Extract the records in full, leaving every picture out.

——

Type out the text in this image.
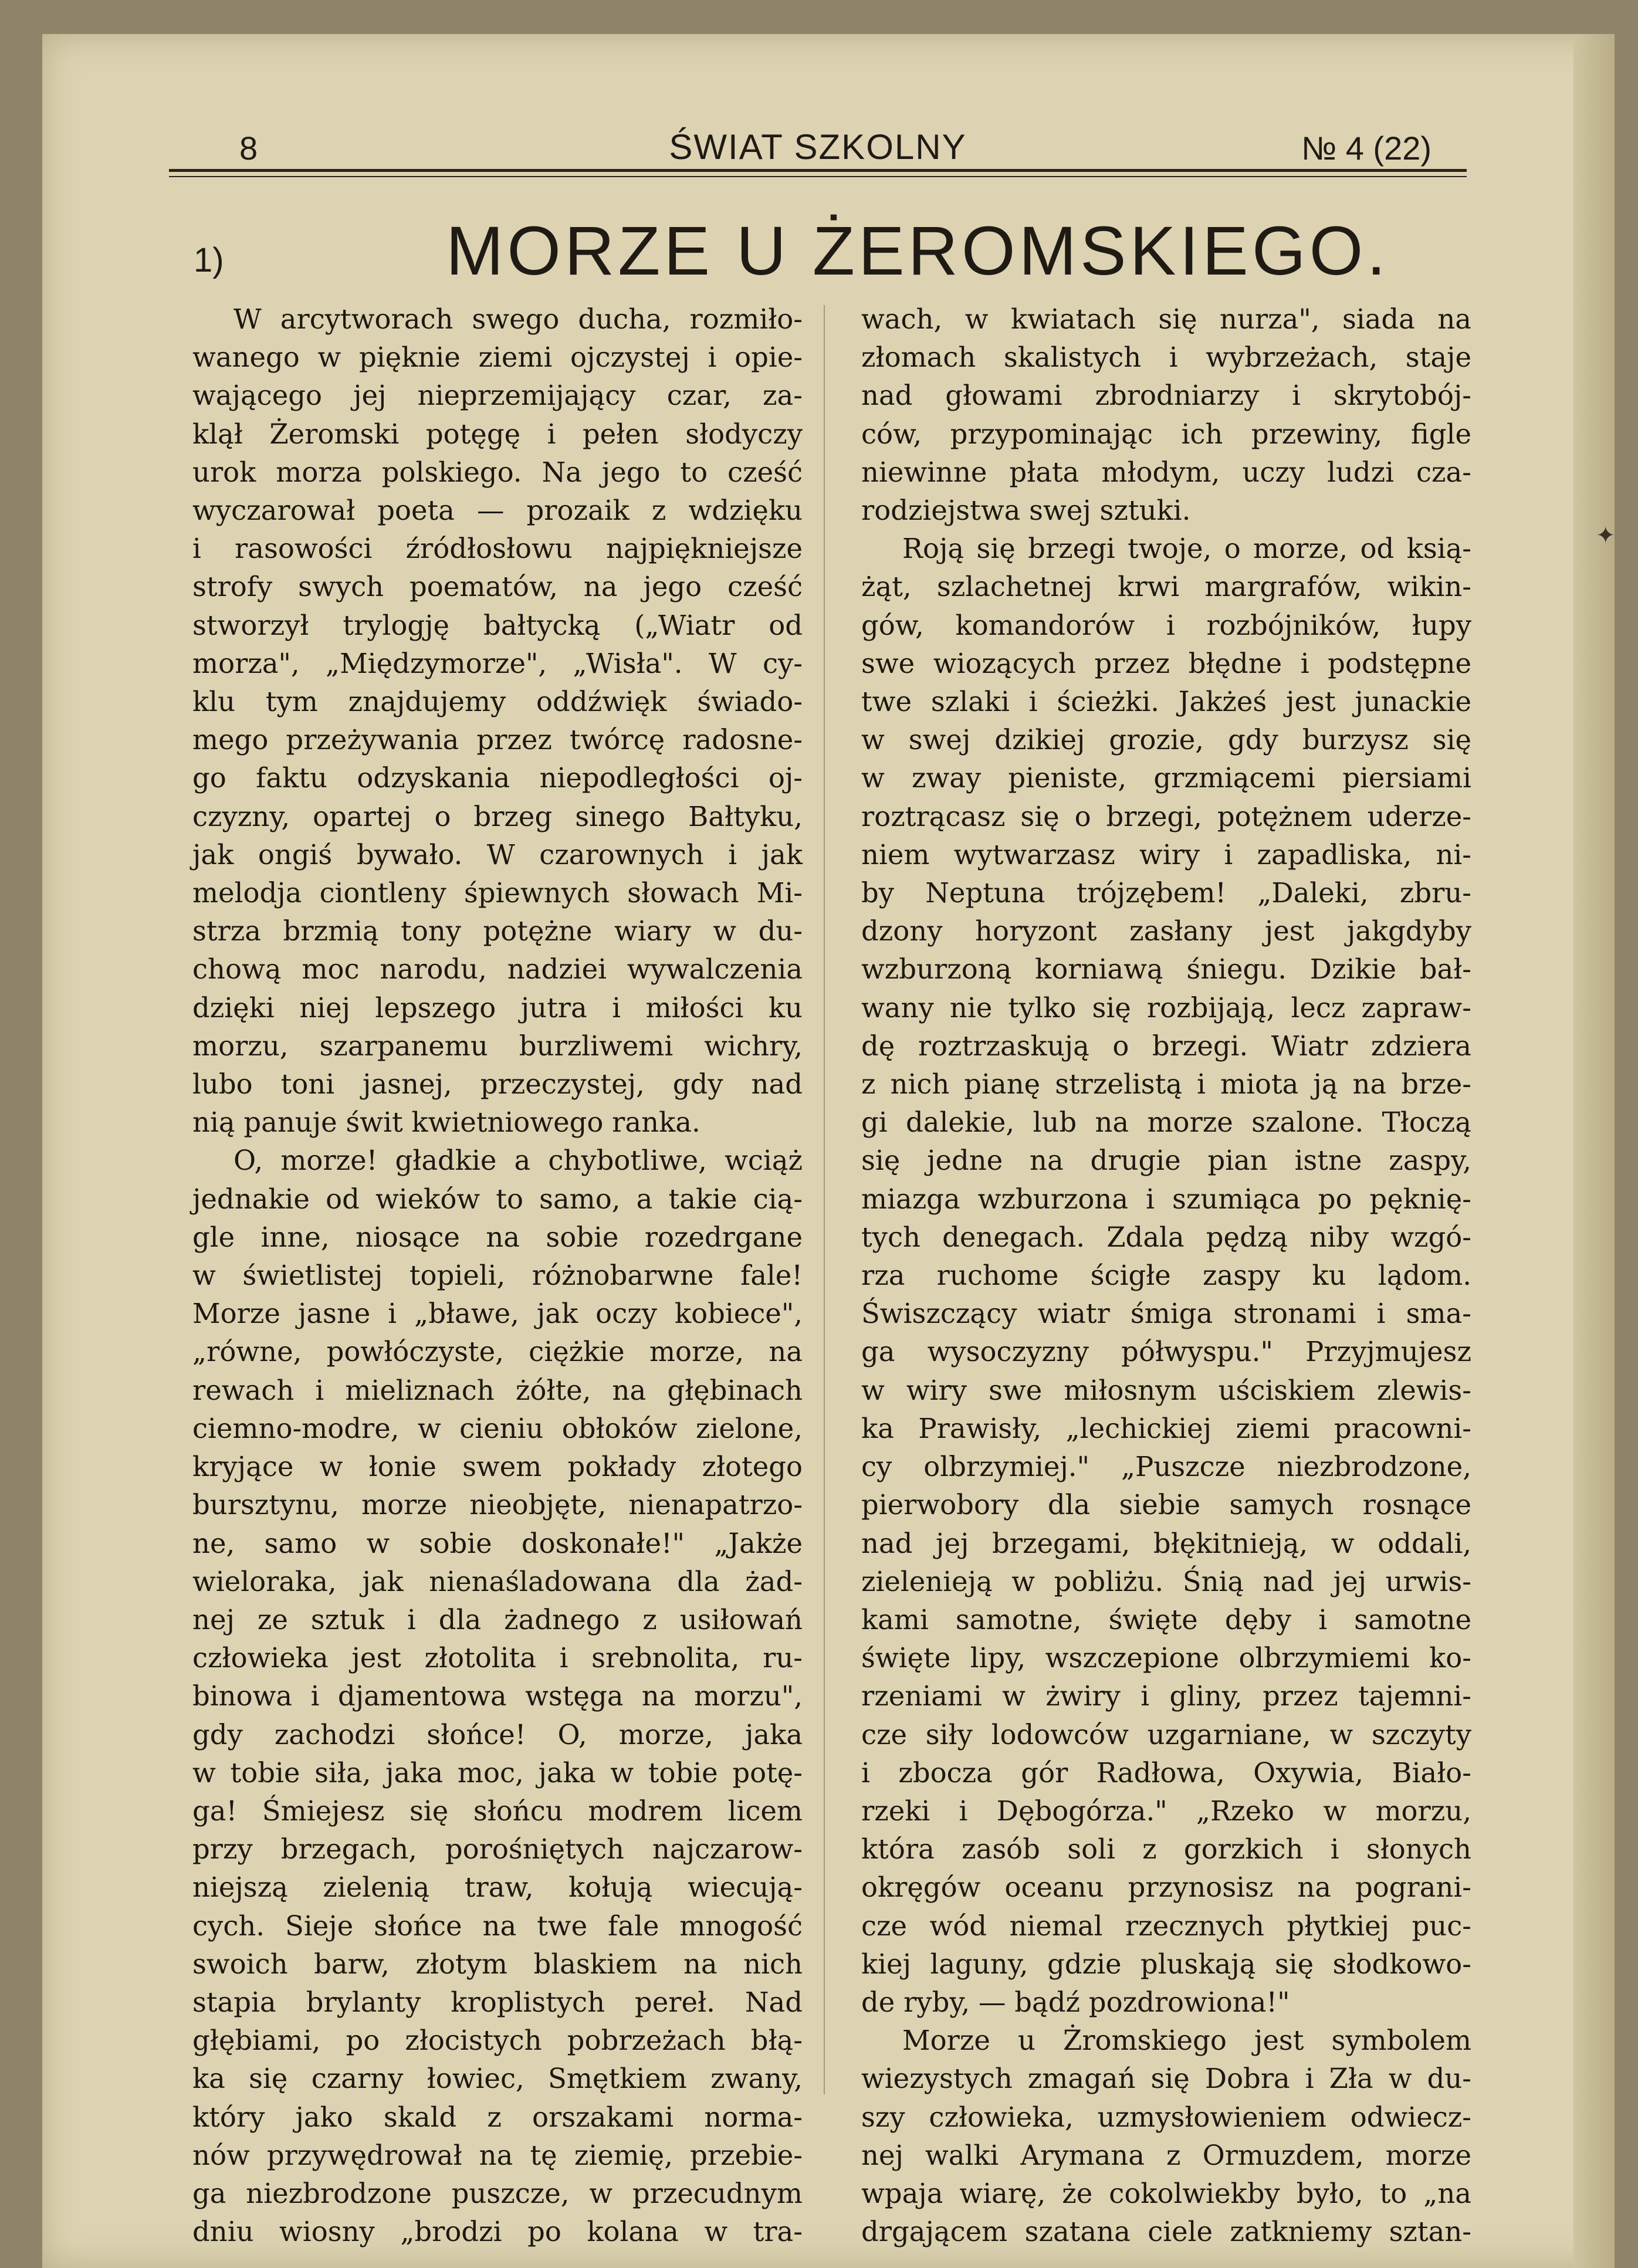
8	ŚWIAT SZKOLNY	№ 4 (22)
1)	MORZE U ŻEROMSKIEGO.
W arcytworach swego ducha, rozmiło-
wanego w pięknie ziemi ojczystej i opie-
wającego jej nieprzemijający czar, za-
klął Żeromski potęgę i pełen słodyczy
urok morza polskiego. Na jego to cześć
wyczarował poeta — prozaik z wdzięku
i rasowości źródłosłowu najpiękniejsze
strofy swych poematów, na jego cześć
stworzył trylogję bałtycką („Wiatr od
morza", „Międzymorze", „Wisła". W cy-
klu tym znajdujemy oddźwięk świado-
mego przeżywania przez twórcę radosne-
go faktu odzyskania niepodległości oj-
czyzny, opartej o brzeg sinego Bałtyku,
jak ongiś bywało. W czarownych i jak
melodja ciontleny śpiewnych słowach Mi-
strza brzmią tony potężne wiary w du-
chową moc narodu, nadziei wywalczenia
dzięki niej lepszego jutra i miłości ku
morzu, szarpanemu burzliwemi wichry,
lubo toni jasnej, przeczystej, gdy nad
nią panuje świt kwietniowego ranka.
O, morze! gładkie a chybotliwe, wciąż
jednakie od wieków to samo, a takie cią-
gle inne, niosące na sobie rozedrgane
w świetlistej topieli, różnobarwne fale!
Morze jasne i „bławe, jak oczy kobiece",
„równe, powłóczyste, ciężkie morze, na
rewach i mieliznach żółte, na głębinach
ciemno-modre, w cieniu obłoków zielone,
kryjące w łonie swem pokłady złotego
bursztynu, morze nieobjęte, nienapatrzo-
ne, samo w sobie doskonałe!" „Jakże
wieloraka, jak nienaśladowana dla żad-
nej ze sztuk i dla żadnego z usiłowań
człowieka jest złotolita i srebnolita, ru-
binowa i djamentowa wstęga na morzu",
gdy zachodzi słońce! O, morze, jaka
w tobie siła, jaka moc, jaka w tobie potę-
ga! Śmiejesz się słońcu modrem licem
przy brzegach, porośniętych najczarow-
niejszą zielenią traw, kołują wiecują-
cych. Sieje słońce na twe fale mnogość
swoich barw, złotym blaskiem na nich
stapia brylanty kroplistych pereł. Nad
głębiami, po złocistych pobrzeżach błą-
ka się czarny łowiec, Smętkiem zwany,
który jako skald z orszakami norma-
nów przywędrował na tę ziemię, przebie-
ga niezbrodzone puszcze, w przecudnym
dniu wiosny „brodzi po kolana w tra-
wach, w kwiatach się nurza", siada na
złomach skalistych i wybrzeżach, staje
nad głowami zbrodniarzy i skrytobój-
ców, przypominając ich przewiny, figle
niewinne płata młodym, uczy ludzi cza-
rodziejstwa swej sztuki.
Roją się brzegi twoje, o morze, od ksią-
żąt, szlachetnej krwi margrafów, wikin-
gów, komandorów i rozbójników, łupy
swe wiozących przez błędne i podstępne
twe szlaki i ścieżki. Jakżeś jest junackie
w swej dzikiej grozie, gdy burzysz się
w zway pieniste, grzmiącemi piersiami
roztrącasz się o brzegi, potężnem uderze-
niem wytwarzasz wiry i zapadliska, ni-
by Neptuna trójzębem! „Daleki, zbru-
dzony horyzont zasłany jest jakgdyby
wzburzoną korniawą śniegu. Dzikie bał-
wany nie tylko się rozbijają, lecz zapraw-
dę roztrzaskują o brzegi. Wiatr zdziera
z nich pianę strzelistą i miota ją na brze-
gi dalekie, lub na morze szalone. Tłoczą
się jedne na drugie pian istne zaspy,
miazga wzburzona i szumiąca po pęknię-
tych denegach. Zdala pędzą niby wzgó-
rza ruchome ścigłe zaspy ku lądom.
Świszczący wiatr śmiga stronami i sma-
ga wysoczyzny półwyspu." Przyjmujesz
w wiry swe miłosnym uściskiem zlewis-
ka Prawisły, „lechickiej ziemi pracowni-
cy olbrzymiej." „Puszcze niezbrodzone,
pierwobory dla siebie samych rosnące
nad jej brzegami, błękitnieją, w oddali,
zielenieją w pobliżu. Śnią nad jej urwis-
kami samotne, święte dęby i samotne
święte lipy, wszczepione olbrzymiemi ko-
rzeniami w żwiry i gliny, przez tajemni-
cze siły lodowców uzgarniane, w szczyty
i zbocza gór Radłowa, Oxywia, Biało-
rzeki i Dębogórza." „Rzeko w morzu,
która zasób soli z gorzkich i słonych
okręgów oceanu przynosisz na pograni-
cze wód niemal rzecznych płytkiej puc-
kiej laguny, gdzie pluskają się słodkowo-
de ryby, — bądź pozdrowiona!"
Morze u Żromskiego jest symbolem
wiezystych zmagań się Dobra i Zła w du-
szy człowieka, uzmysłowieniem odwiecz-
nej walki Arymana z Ormuzdem, morze
wpaja wiarę, że cokolwiekby było, to „na
drgającem szatana ciele zatkniemy sztan-
✦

——

Answer —
Type out the text in this image.
8	ŚWIAT SZKOLNY	№ 4 (22)
1)	MORZE U ŻEROMSKIEGO.
W arcytworach swego ducha, rozmiło-
wanego w pięknie ziemi ojczystej i opie-
wającego jej nieprzemijający czar, za-
klął Żeromski potęgę i pełen słodyczy
urok morza polskiego. Na jego to cześć
wyczarował poeta — prozaik z wdzięku
i rasowości źródłosłowu najpiękniejsze
strofy swych poematów, na jego cześć
stworzył trylogję bałtycką („Wiatr od
morza", „Międzymorze", „Wisła". W cy-
klu tym znajdujemy oddźwięk świado-
mego przeżywania przez twórcę radosne-
go faktu odzyskania niepodległości oj-
czyzny, opartej o brzeg sinego Bałtyku,
jak ongiś bywało. W czarownych i jak
melodja ciontleny śpiewnych słowach Mi-
strza brzmią tony potężne wiary w du-
chową moc narodu, nadziei wywalczenia
dzięki niej lepszego jutra i miłości ku
morzu, szarpanemu burzliwemi wichry,
lubo toni jasnej, przeczystej, gdy nad
nią panuje świt kwietniowego ranka.
O, morze! gładkie a chybotliwe, wciąż
jednakie od wieków to samo, a takie cią-
gle inne, niosące na sobie rozedrgane
w świetlistej topieli, różnobarwne fale!
Morze jasne i „bławe, jak oczy kobiece",
„równe, powłóczyste, ciężkie morze, na
rewach i mieliznach żółte, na głębinach
ciemno-modre, w cieniu obłoków zielone,
kryjące w łonie swem pokłady złotego
bursztynu, morze nieobjęte, nienapatrzo-
ne, samo w sobie doskonałe!" „Jakże
wieloraka, jak nienaśladowana dla żad-
nej ze sztuk i dla żadnego z usiłowań
człowieka jest złotolita i srebnolita, ru-
binowa i djamentowa wstęga na morzu",
gdy zachodzi słońce! O, morze, jaka
w tobie siła, jaka moc, jaka w tobie potę-
ga! Śmiejesz się słońcu modrem licem
przy brzegach, porośniętych najczarow-
niejszą zielenią traw, kołują wiecują-
cych. Sieje słońce na twe fale mnogość
swoich barw, złotym blaskiem na nich
stapia brylanty kroplistych pereł. Nad
głębiami, po złocistych pobrzeżach błą-
ka się czarny łowiec, Smętkiem zwany,
który jako skald z orszakami norma-
nów przywędrował na tę ziemię, przebie-
ga niezbrodzone puszcze, w przecudnym
dniu wiosny „brodzi po kolana w tra-
wach, w kwiatach się nurza", siada na
złomach skalistych i wybrzeżach, staje
nad głowami zbrodniarzy i skrytobój-
ców, przypominając ich przewiny, figle
niewinne płata młodym, uczy ludzi cza-
rodziejstwa swej sztuki.
Roją się brzegi twoje, o morze, od ksią-
żąt, szlachetnej krwi margrafów, wikin-
gów, komandorów i rozbójników, łupy
swe wiozących przez błędne i podstępne
twe szlaki i ścieżki. Jakżeś jest junackie
w swej dzikiej grozie, gdy burzysz się
w zway pieniste, grzmiącemi piersiami
roztrącasz się o brzegi, potężnem uderze-
niem wytwarzasz wiry i zapadliska, ni-
by Neptuna trójzębem! „Daleki, zbru-
dzony horyzont zasłany jest jakgdyby
wzburzoną korniawą śniegu. Dzikie bał-
wany nie tylko się rozbijają, lecz zapraw-
dę roztrzaskują o brzegi. Wiatr zdziera
z nich pianę strzelistą i miota ją na brze-
gi dalekie, lub na morze szalone. Tłoczą
się jedne na drugie pian istne zaspy,
miazga wzburzona i szumiąca po pęknię-
tych denegach. Zdala pędzą niby wzgó-
rza ruchome ścigłe zaspy ku lądom.
Świszczący wiatr śmiga stronami i sma-
ga wysoczyzny półwyspu." Przyjmujesz
w wiry swe miłosnym uściskiem zlewis-
ka Prawisły, „lechickiej ziemi pracowni-
cy olbrzymiej." „Puszcze niezbrodzone,
pierwobory dla siebie samych rosnące
nad jej brzegami, błękitnieją, w oddali,
zielenieją w pobliżu. Śnią nad jej urwis-
kami samotne, święte dęby i samotne
święte lipy, wszczepione olbrzymiemi ko-
rzeniami w żwiry i gliny, przez tajemni-
cze siły lodowców uzgarniane, w szczyty
i zbocza gór Radłowa, Oxywia, Biało-
rzeki i Dębogórza." „Rzeko w morzu,
która zasób soli z gorzkich i słonych
okręgów oceanu przynosisz na pograni-
cze wód niemal rzecznych płytkiej puc-
kiej laguny, gdzie pluskają się słodkowo-
de ryby, — bądź pozdrowiona!"
Morze u Żromskiego jest symbolem
wiezystych zmagań się Dobra i Zła w du-
szy człowieka, uzmysłowieniem odwiecz-
nej walki Arymana z Ormuzdem, morze
wpaja wiarę, że cokolwiekby było, to „na
drgającem szatana ciele zatkniemy sztan-
✦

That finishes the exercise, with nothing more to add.